(Part of a data file)
════

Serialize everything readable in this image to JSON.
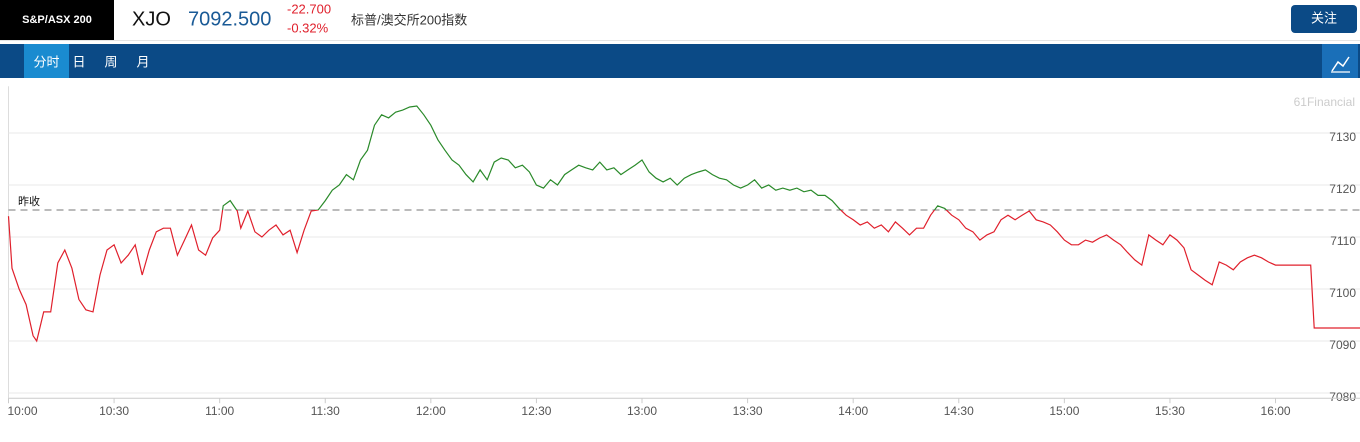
{
  "header": {
    "index_name": "S&P/ASX 200",
    "symbol": "XJO",
    "price": "7092.500",
    "change": "-22.700",
    "change_pct": "-0.32%",
    "description": "标普/澳交所200指数",
    "follow_button": "关注"
  },
  "tabs": [
    "分时",
    "日",
    "周",
    "月"
  ],
  "watermark": "61Financial",
  "chart_data": {
    "type": "line",
    "reference_label": "昨收",
    "prev_close": 7115.2,
    "up_color": "#2a8a2a",
    "down_color": "#e0202c",
    "xlim": [
      "10:00",
      "16:24"
    ],
    "xticks": [
      "10:00",
      "10:30",
      "11:00",
      "11:30",
      "12:00",
      "12:30",
      "13:00",
      "13:30",
      "14:00",
      "14:30",
      "15:00",
      "15:30",
      "16:00"
    ],
    "ylim": [
      7079,
      7139
    ],
    "yticks": [
      7080,
      7090,
      7100,
      7110,
      7120,
      7130
    ],
    "grid": true,
    "x": [
      "10:00",
      "10:01",
      "10:03",
      "10:05",
      "10:07",
      "10:08",
      "10:10",
      "10:12",
      "10:14",
      "10:16",
      "10:18",
      "10:20",
      "10:22",
      "10:24",
      "10:26",
      "10:28",
      "10:30",
      "10:32",
      "10:34",
      "10:36",
      "10:38",
      "10:40",
      "10:42",
      "10:44",
      "10:46",
      "10:48",
      "10:50",
      "10:52",
      "10:54",
      "10:56",
      "10:58",
      "11:00",
      "11:01",
      "11:03",
      "11:05",
      "11:06",
      "11:08",
      "11:10",
      "11:12",
      "11:14",
      "11:16",
      "11:18",
      "11:20",
      "11:22",
      "11:24",
      "11:26",
      "11:28",
      "11:30",
      "11:32",
      "11:34",
      "11:36",
      "11:38",
      "11:40",
      "11:42",
      "11:44",
      "11:46",
      "11:48",
      "11:50",
      "11:52",
      "11:54",
      "11:56",
      "11:58",
      "12:00",
      "12:02",
      "12:04",
      "12:06",
      "12:08",
      "12:10",
      "12:12",
      "12:14",
      "12:16",
      "12:18",
      "12:20",
      "12:22",
      "12:24",
      "12:26",
      "12:28",
      "12:30",
      "12:32",
      "12:34",
      "12:36",
      "12:38",
      "12:40",
      "12:42",
      "12:44",
      "12:46",
      "12:48",
      "12:50",
      "12:52",
      "12:54",
      "12:56",
      "12:58",
      "13:00",
      "13:02",
      "13:04",
      "13:06",
      "13:08",
      "13:10",
      "13:12",
      "13:14",
      "13:16",
      "13:18",
      "13:20",
      "13:22",
      "13:24",
      "13:26",
      "13:28",
      "13:30",
      "13:32",
      "13:34",
      "13:36",
      "13:38",
      "13:40",
      "13:42",
      "13:44",
      "13:46",
      "13:48",
      "13:50",
      "13:52",
      "13:54",
      "13:56",
      "13:58",
      "14:00",
      "14:02",
      "14:04",
      "14:06",
      "14:08",
      "14:10",
      "14:12",
      "14:14",
      "14:16",
      "14:18",
      "14:20",
      "14:22",
      "14:24",
      "14:26",
      "14:28",
      "14:30",
      "14:32",
      "14:34",
      "14:36",
      "14:38",
      "14:40",
      "14:42",
      "14:44",
      "14:46",
      "14:48",
      "14:50",
      "14:52",
      "14:54",
      "14:56",
      "14:58",
      "15:00",
      "15:02",
      "15:04",
      "15:06",
      "15:08",
      "15:10",
      "15:12",
      "15:14",
      "15:16",
      "15:18",
      "15:20",
      "15:22",
      "15:24",
      "15:26",
      "15:28",
      "15:30",
      "15:32",
      "15:34",
      "15:36",
      "15:38",
      "15:40",
      "15:42",
      "15:44",
      "15:46",
      "15:48",
      "15:50",
      "15:52",
      "15:54",
      "15:56",
      "15:58",
      "16:00",
      "16:10",
      "16:11",
      "16:24"
    ],
    "values": [
      7114,
      7104,
      7100,
      7097,
      7091,
      7090,
      7095.6,
      7095.6,
      7105,
      7107.5,
      7104,
      7098,
      7096,
      7095.6,
      7102.7,
      7107.5,
      7108.5,
      7105,
      7106.5,
      7108.5,
      7102.7,
      7107.5,
      7111,
      7111.7,
      7111.7,
      7106.5,
      7109.4,
      7112.3,
      7107.5,
      7106.5,
      7109.8,
      7111.3,
      7116,
      7117,
      7115,
      7111.7,
      7115,
      7111,
      7110,
      7111.3,
      7112.3,
      7110.4,
      7111.3,
      7107,
      7111.3,
      7115,
      7115.2,
      7117,
      7119,
      7120,
      7122,
      7121,
      7124.8,
      7126.7,
      7131.5,
      7133.5,
      7132.9,
      7134,
      7134.4,
      7135,
      7135.2,
      7133.5,
      7131.5,
      7128.7,
      7126.7,
      7124.8,
      7123.8,
      7122,
      7120.6,
      7122.9,
      7121,
      7124.4,
      7125.2,
      7124.8,
      7123.3,
      7123.8,
      7122.5,
      7120,
      7119.4,
      7121,
      7120,
      7122,
      7122.9,
      7123.8,
      7123.3,
      7122.9,
      7124.4,
      7122.9,
      7123.3,
      7122,
      7122.9,
      7123.8,
      7124.8,
      7122.5,
      7121.3,
      7120.6,
      7121.3,
      7120,
      7121.3,
      7122,
      7122.5,
      7122.9,
      7122,
      7121.3,
      7121,
      7120,
      7119.4,
      7120,
      7121,
      7119.4,
      7120,
      7119,
      7119.4,
      7119,
      7119.4,
      7118.7,
      7119,
      7118,
      7118,
      7117,
      7115.5,
      7114.2,
      7113.3,
      7112.3,
      7112.9,
      7111.7,
      7112.3,
      7111,
      7112.9,
      7111.7,
      7110.4,
      7111.7,
      7111.7,
      7114.2,
      7116,
      7115.5,
      7114.2,
      7113.3,
      7111.7,
      7111,
      7109.4,
      7110.4,
      7111,
      7113.3,
      7114.2,
      7113.3,
      7114.2,
      7115,
      7113.3,
      7112.9,
      7112.3,
      7111,
      7109.4,
      7108.5,
      7108.5,
      7109.4,
      7109,
      7109.8,
      7110.4,
      7109.4,
      7108.5,
      7107,
      7105.6,
      7104.6,
      7110.4,
      7109.4,
      7108.5,
      7110.4,
      7109.4,
      7107.9,
      7103.7,
      7102.7,
      7101.7,
      7100.8,
      7105.2,
      7104.6,
      7103.7,
      7105.2,
      7106,
      7106.5,
      7106,
      7105.2,
      7104.6,
      7104.6,
      7092.5,
      7092.5
    ]
  }
}
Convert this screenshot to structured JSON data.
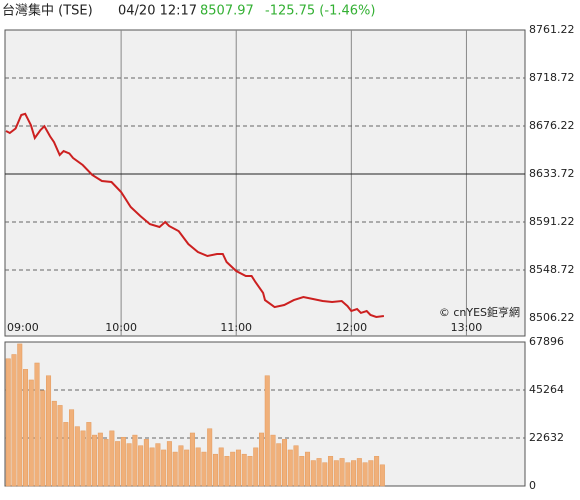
{
  "header": {
    "name": "台灣集中 (TSE)",
    "time": "04/20 12:17",
    "price": 8507.97,
    "change": "-125.75 (-1.46%)"
  },
  "watermark": "© cnYES鉅亨網",
  "chart_data": [
    {
      "type": "line",
      "color": "#cc2020",
      "x": [
        "09:00",
        "09:02",
        "09:05",
        "09:08",
        "09:10",
        "09:13",
        "09:15",
        "09:18",
        "09:20",
        "09:23",
        "09:25",
        "09:28",
        "09:30",
        "09:33",
        "09:35",
        "09:40",
        "09:45",
        "09:50",
        "09:55",
        "10:00",
        "10:05",
        "10:10",
        "10:15",
        "10:20",
        "10:23",
        "10:25",
        "10:30",
        "10:35",
        "10:40",
        "10:45",
        "10:50",
        "10:53",
        "10:55",
        "11:00",
        "11:05",
        "11:08",
        "11:10",
        "11:14",
        "11:15",
        "11:20",
        "11:25",
        "11:30",
        "11:35",
        "11:40",
        "11:45",
        "11:50",
        "11:55",
        "11:58",
        "12:00",
        "12:03",
        "12:05",
        "12:08",
        "12:10",
        "12:13",
        "12:17"
      ],
      "values": [
        8671.8,
        8670,
        8674,
        8686,
        8687,
        8677,
        8665.6,
        8672.7,
        8676,
        8667,
        8662,
        8650.5,
        8654,
        8652,
        8647.9,
        8641.7,
        8632.8,
        8627.5,
        8626.6,
        8617.8,
        8604.5,
        8596.5,
        8589.4,
        8586.8,
        8591.2,
        8587.7,
        8583.2,
        8571.7,
        8564.7,
        8561.1,
        8562.9,
        8562.9,
        8555.8,
        8547.8,
        8543.4,
        8543.4,
        8538.1,
        8528.4,
        8522.1,
        8515.9,
        8517.7,
        8522.1,
        8524.8,
        8523,
        8521.3,
        8520.4,
        8521.3,
        8516.8,
        8512.4,
        8514.2,
        8510.7,
        8512.4,
        8508.9,
        8507.1,
        8507.97
      ],
      "baseline": 8633.72,
      "xlim": [
        "09:00",
        "13:30"
      ],
      "xticks": [
        "09:00",
        "10:00",
        "11:00",
        "12:00",
        "13:00"
      ],
      "ylim": [
        8506.22,
        8761.22
      ],
      "yticks": [
        8761.22,
        8718.72,
        8676.22,
        8633.72,
        8591.22,
        8548.72,
        8506.22
      ],
      "grid": true
    },
    {
      "type": "bar",
      "color": "#f0b07a",
      "x": [
        "09:00",
        "09:03",
        "09:06",
        "09:09",
        "09:12",
        "09:15",
        "09:18",
        "09:21",
        "09:24",
        "09:27",
        "09:30",
        "09:33",
        "09:36",
        "09:39",
        "09:42",
        "09:45",
        "09:48",
        "09:51",
        "09:54",
        "09:57",
        "10:00",
        "10:03",
        "10:06",
        "10:09",
        "10:12",
        "10:15",
        "10:18",
        "10:21",
        "10:24",
        "10:27",
        "10:30",
        "10:33",
        "10:36",
        "10:39",
        "10:42",
        "10:45",
        "10:48",
        "10:51",
        "10:54",
        "10:57",
        "11:00",
        "11:03",
        "11:06",
        "11:09",
        "11:12",
        "11:15",
        "11:18",
        "11:21",
        "11:24",
        "11:27",
        "11:30",
        "11:33",
        "11:36",
        "11:39",
        "11:42",
        "11:45",
        "11:48",
        "11:51",
        "11:54",
        "11:57",
        "12:00",
        "12:03",
        "12:06",
        "12:09",
        "12:12",
        "12:15"
      ],
      "values": [
        60000,
        62000,
        67000,
        55000,
        50000,
        58000,
        45000,
        52000,
        40000,
        38000,
        30000,
        36000,
        28000,
        26000,
        30000,
        24000,
        25000,
        22000,
        26000,
        21000,
        23000,
        20000,
        24000,
        19000,
        22000,
        18000,
        20000,
        17000,
        21000,
        16000,
        19000,
        17000,
        25000,
        18000,
        16000,
        27000,
        15000,
        18000,
        14000,
        16000,
        17000,
        15000,
        14000,
        18000,
        25000,
        52000,
        24000,
        20000,
        22000,
        17000,
        19000,
        14000,
        16000,
        12000,
        13000,
        11000,
        14000,
        12000,
        13000,
        11000,
        12000,
        13000,
        11000,
        12000,
        14000,
        10000
      ],
      "xlim": [
        "09:00",
        "13:30"
      ],
      "ylim": [
        0,
        67896
      ],
      "yticks": [
        67896,
        45264,
        22632,
        0
      ],
      "grid": true
    }
  ]
}
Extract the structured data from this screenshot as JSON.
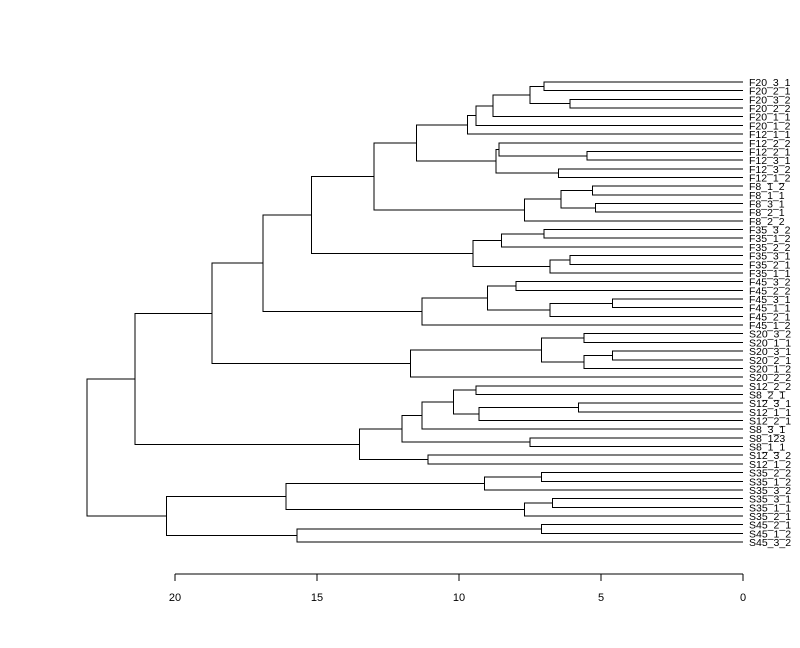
{
  "chart_data": {
    "type": "dendrogram",
    "title": "",
    "xlabel": "",
    "ylabel": "",
    "orientation": "horizontal",
    "xlim": [
      20,
      0
    ],
    "x_ticks": [
      20,
      15,
      10,
      5,
      0
    ],
    "x_tick_labels": [
      "20",
      "15",
      "10",
      "5",
      "0"
    ],
    "leaves": [
      "F20_3_1",
      "F20_2_1",
      "F20_3_2",
      "F20_2_2",
      "F20_1_1",
      "F20_1_2",
      "F12_1_1",
      "F12_2_2",
      "F12_2_1",
      "F12_3_1",
      "F12_3_2",
      "F12_1_2",
      "F8_1_2",
      "F8_1_1",
      "F8_3_1",
      "F8_2_1",
      "F8_2_2",
      "F35_3_2",
      "F35_1_2",
      "F35_2_2",
      "F35_3_1",
      "F35_2_1",
      "F35_1_1",
      "F45_3_2",
      "F45_2_2",
      "F45_3_1",
      "F45_1_1",
      "F45_2_1",
      "F45_1_2",
      "S20_3_2",
      "S20_1_1",
      "S20_3_1",
      "S20_2_1",
      "S20_1_2",
      "S20_2_2",
      "S12_2_2",
      "S8_2_1",
      "S12_3_1",
      "S12_1_1",
      "S12_2_1",
      "S8_3_1",
      "S8_123",
      "S8_1_1",
      "S12_3_2",
      "S12_1_2",
      "S35_2_2",
      "S35_1_2",
      "S35_3_2",
      "S35_3_1",
      "S35_1_1",
      "S35_2_1",
      "S45_2_1",
      "S45_1_2",
      "S45_3_2"
    ],
    "merges": [
      {
        "a": "F20_3_1",
        "b": "F20_2_1",
        "height": 7.0
      },
      {
        "a": "F20_3_2",
        "b": "F20_2_2",
        "height": 6.1
      },
      {
        "a": 0,
        "b": 1,
        "height": 7.5
      },
      {
        "a": 2,
        "b": "F20_1_1",
        "height": 8.8
      },
      {
        "a": 3,
        "b": "F20_1_2",
        "height": 9.4
      },
      {
        "a": "F12_1_1",
        "b": 4,
        "height": 9.7
      },
      {
        "a": "F12_2_1",
        "b": "F12_3_1",
        "height": 5.5
      },
      {
        "a": "F12_2_2",
        "b": 6,
        "height": 8.6
      },
      {
        "a": "F12_3_2",
        "b": "F12_1_2",
        "height": 6.5
      },
      {
        "a": 7,
        "b": 8,
        "height": 8.7
      },
      {
        "a": 5,
        "b": 9,
        "height": 11.5
      },
      {
        "a": "F8_1_2",
        "b": "F8_1_1",
        "height": 5.3
      },
      {
        "a": "F8_3_1",
        "b": "F8_2_1",
        "height": 5.2
      },
      {
        "a": 11,
        "b": 12,
        "height": 6.4
      },
      {
        "a": 13,
        "b": "F8_2_2",
        "height": 7.7
      },
      {
        "a": 10,
        "b": 14,
        "height": 13.0
      },
      {
        "a": "F35_3_2",
        "b": "F35_1_2",
        "height": 7.0
      },
      {
        "a": 16,
        "b": "F35_2_2",
        "height": 8.5
      },
      {
        "a": "F35_3_1",
        "b": "F35_2_1",
        "height": 6.1
      },
      {
        "a": 18,
        "b": "F35_1_1",
        "height": 6.8
      },
      {
        "a": 17,
        "b": 19,
        "height": 9.5
      },
      {
        "a": 15,
        "b": 20,
        "height": 15.2
      },
      {
        "a": "F45_3_2",
        "b": "F45_2_2",
        "height": 8.0
      },
      {
        "a": "F45_3_1",
        "b": "F45_1_1",
        "height": 4.6
      },
      {
        "a": 23,
        "b": "F45_2_1",
        "height": 6.8
      },
      {
        "a": 22,
        "b": 24,
        "height": 9.0
      },
      {
        "a": 25,
        "b": "F45_1_2",
        "height": 11.3
      },
      {
        "a": 21,
        "b": 26,
        "height": 16.9
      },
      {
        "a": "S20_3_2",
        "b": "S20_1_1",
        "height": 5.6
      },
      {
        "a": "S20_3_1",
        "b": "S20_2_1",
        "height": 4.6
      },
      {
        "a": 29,
        "b": "S20_1_2",
        "height": 5.6
      },
      {
        "a": 28,
        "b": 30,
        "height": 7.1
      },
      {
        "a": 31,
        "b": "S20_2_2",
        "height": 11.7
      },
      {
        "a": 27,
        "b": 32,
        "height": 18.7
      },
      {
        "a": "S12_2_2",
        "b": "S8_2_1",
        "height": 9.4
      },
      {
        "a": "S12_3_1",
        "b": "S12_1_1",
        "height": 5.8
      },
      {
        "a": 35,
        "b": "S12_2_1",
        "height": 9.3
      },
      {
        "a": 34,
        "b": 36,
        "height": 10.2
      },
      {
        "a": 37,
        "b": "S8_3_1",
        "height": 11.3
      },
      {
        "a": "S8_123",
        "b": "S8_1_1",
        "height": 7.5
      },
      {
        "a": 38,
        "b": 39,
        "height": 12.0
      },
      {
        "a": "S12_3_2",
        "b": "S12_1_2",
        "height": 11.1
      },
      {
        "a": 40,
        "b": 41,
        "height": 13.5
      },
      {
        "a": 33,
        "b": 42,
        "height": 21.4
      },
      {
        "a": "S35_2_2",
        "b": "S35_1_2",
        "height": 7.1
      },
      {
        "a": 44,
        "b": "S35_3_2",
        "height": 9.1
      },
      {
        "a": "S35_3_1",
        "b": "S35_1_1",
        "height": 6.7
      },
      {
        "a": 46,
        "b": "S35_2_1",
        "height": 7.7
      },
      {
        "a": 45,
        "b": 47,
        "height": 16.1
      },
      {
        "a": "S45_2_1",
        "b": "S45_1_2",
        "height": 7.1
      },
      {
        "a": 49,
        "b": "S45_3_2",
        "height": 15.7
      },
      {
        "a": 48,
        "b": 50,
        "height": 20.3
      },
      {
        "a": 43,
        "b": 51,
        "height": 23.1
      }
    ]
  }
}
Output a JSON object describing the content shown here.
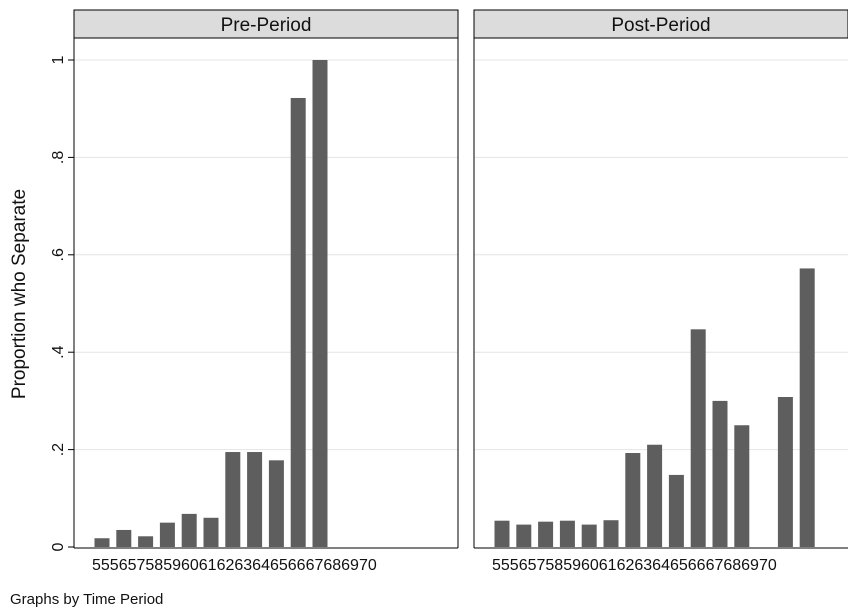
{
  "chart_data": {
    "type": "bar",
    "ylabel": "Proportion who Separate",
    "ylim": [
      0,
      1
    ],
    "yticks": [
      0,
      0.2,
      0.4,
      0.6,
      0.8,
      1
    ],
    "ytick_labels": [
      "0",
      ".2",
      ".4",
      ".6",
      ".8",
      "1"
    ],
    "grid": true,
    "bar_color": "#5e5e5e",
    "note": "Graphs by Time Period",
    "categories": [
      "55",
      "56",
      "57",
      "58",
      "59",
      "60",
      "61",
      "62",
      "63",
      "64",
      "65",
      "66",
      "67",
      "68",
      "69",
      "70"
    ],
    "panels": [
      {
        "title": "Pre-Period",
        "values": [
          0.018,
          0.035,
          0.022,
          0.05,
          0.068,
          0.06,
          0.195,
          0.195,
          0.178,
          0.922,
          1.0,
          null,
          null,
          null,
          null,
          null
        ]
      },
      {
        "title": "Post-Period",
        "values": [
          0.054,
          0.046,
          0.052,
          0.054,
          0.046,
          0.055,
          0.193,
          0.21,
          0.148,
          0.447,
          0.3,
          0.25,
          null,
          0.308,
          0.572,
          null
        ]
      }
    ]
  }
}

════

*Exercise description:* Go through the listing above and return every line where the word "type" occurs.

*Response:*
    "type": "line",
      "type": "line",
      "type": "bar",
    "type": "dendrogram",
    "type": "bar",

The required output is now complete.